-- Begin --

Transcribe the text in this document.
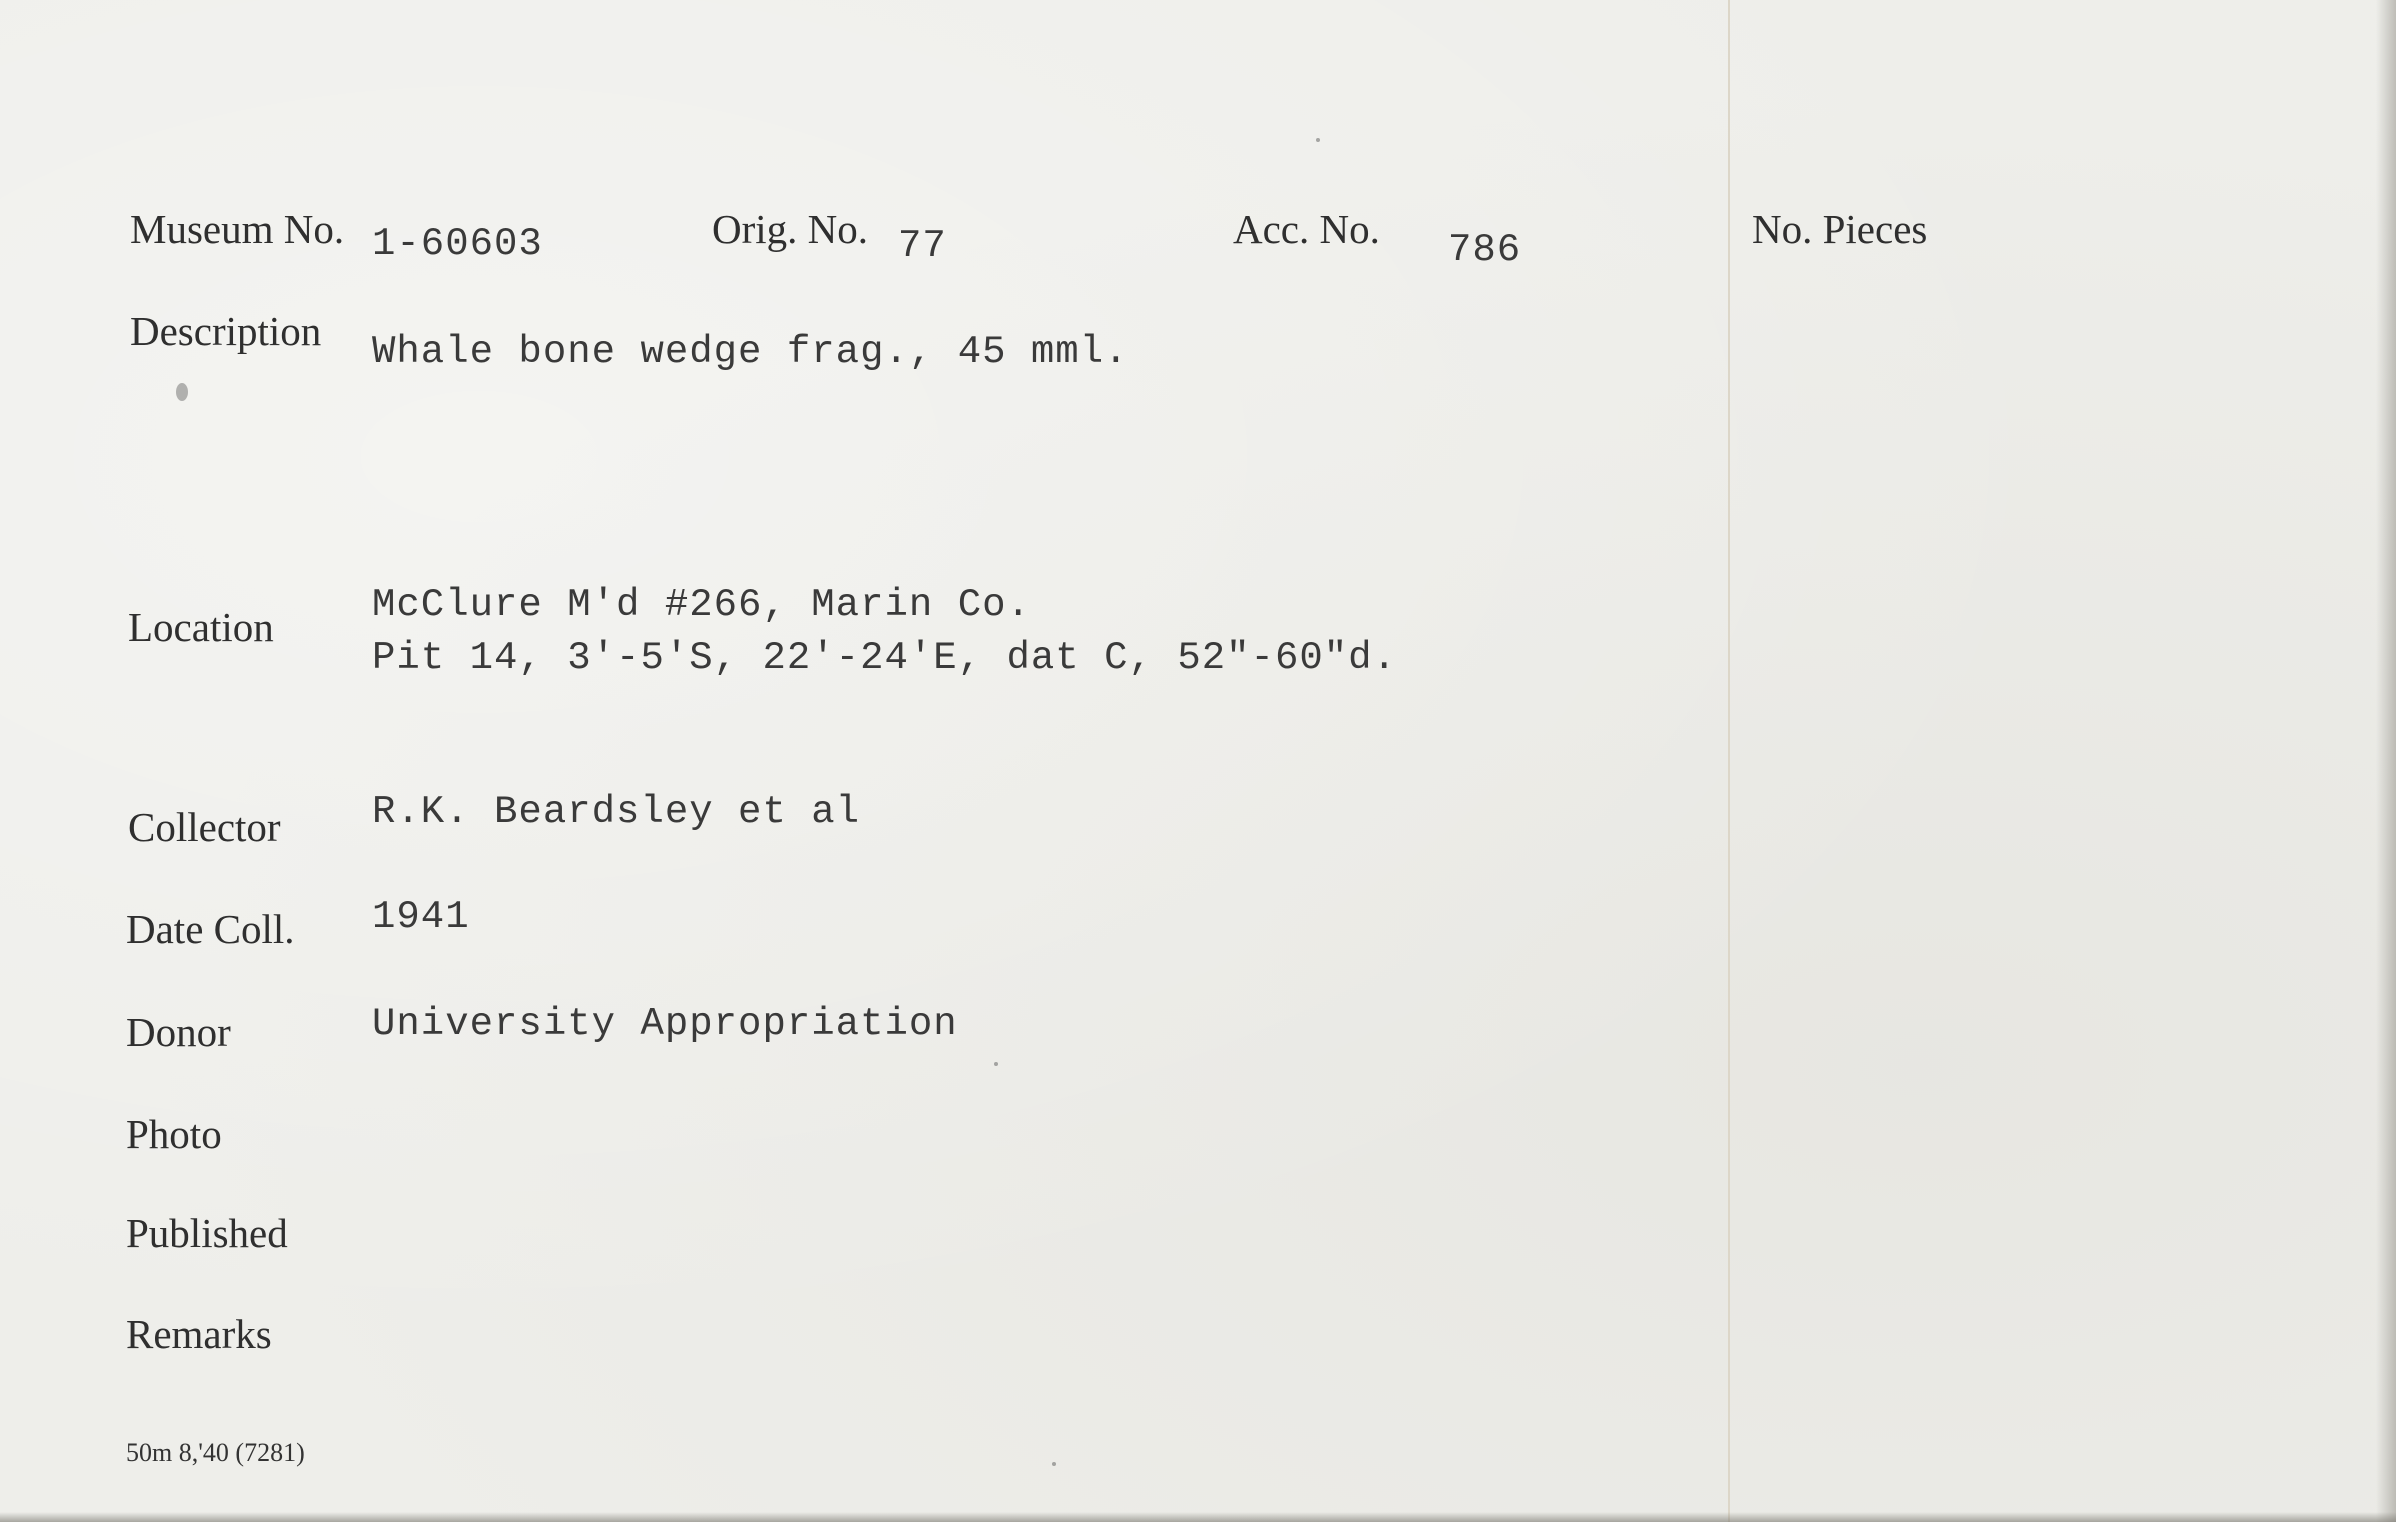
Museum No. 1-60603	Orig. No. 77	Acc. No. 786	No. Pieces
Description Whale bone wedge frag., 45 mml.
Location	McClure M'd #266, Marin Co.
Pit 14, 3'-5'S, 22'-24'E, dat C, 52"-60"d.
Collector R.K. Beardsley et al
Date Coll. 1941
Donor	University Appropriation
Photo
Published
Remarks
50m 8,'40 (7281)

-- End --

■ **THE EXERCISE**: Transcribe all of the records above character for character. Exclude the pictures.

■ **PROBLEM SOLUTION**:
Transcribe the text in this document.
Museum No. 1-60603	Orig. No. 77	Acc. No. 786	No. Pieces
Description Whale bone wedge frag., 45 mml.
Location	McClure M'd #266, Marin Co.
Pit 14, 3'-5'S, 22'-24'E, dat C, 52"-60"d.
Collector R.K. Beardsley et al
Date Coll. 1941
Donor	University Appropriation
Photo
Published
Remarks
50m 8,'40 (7281)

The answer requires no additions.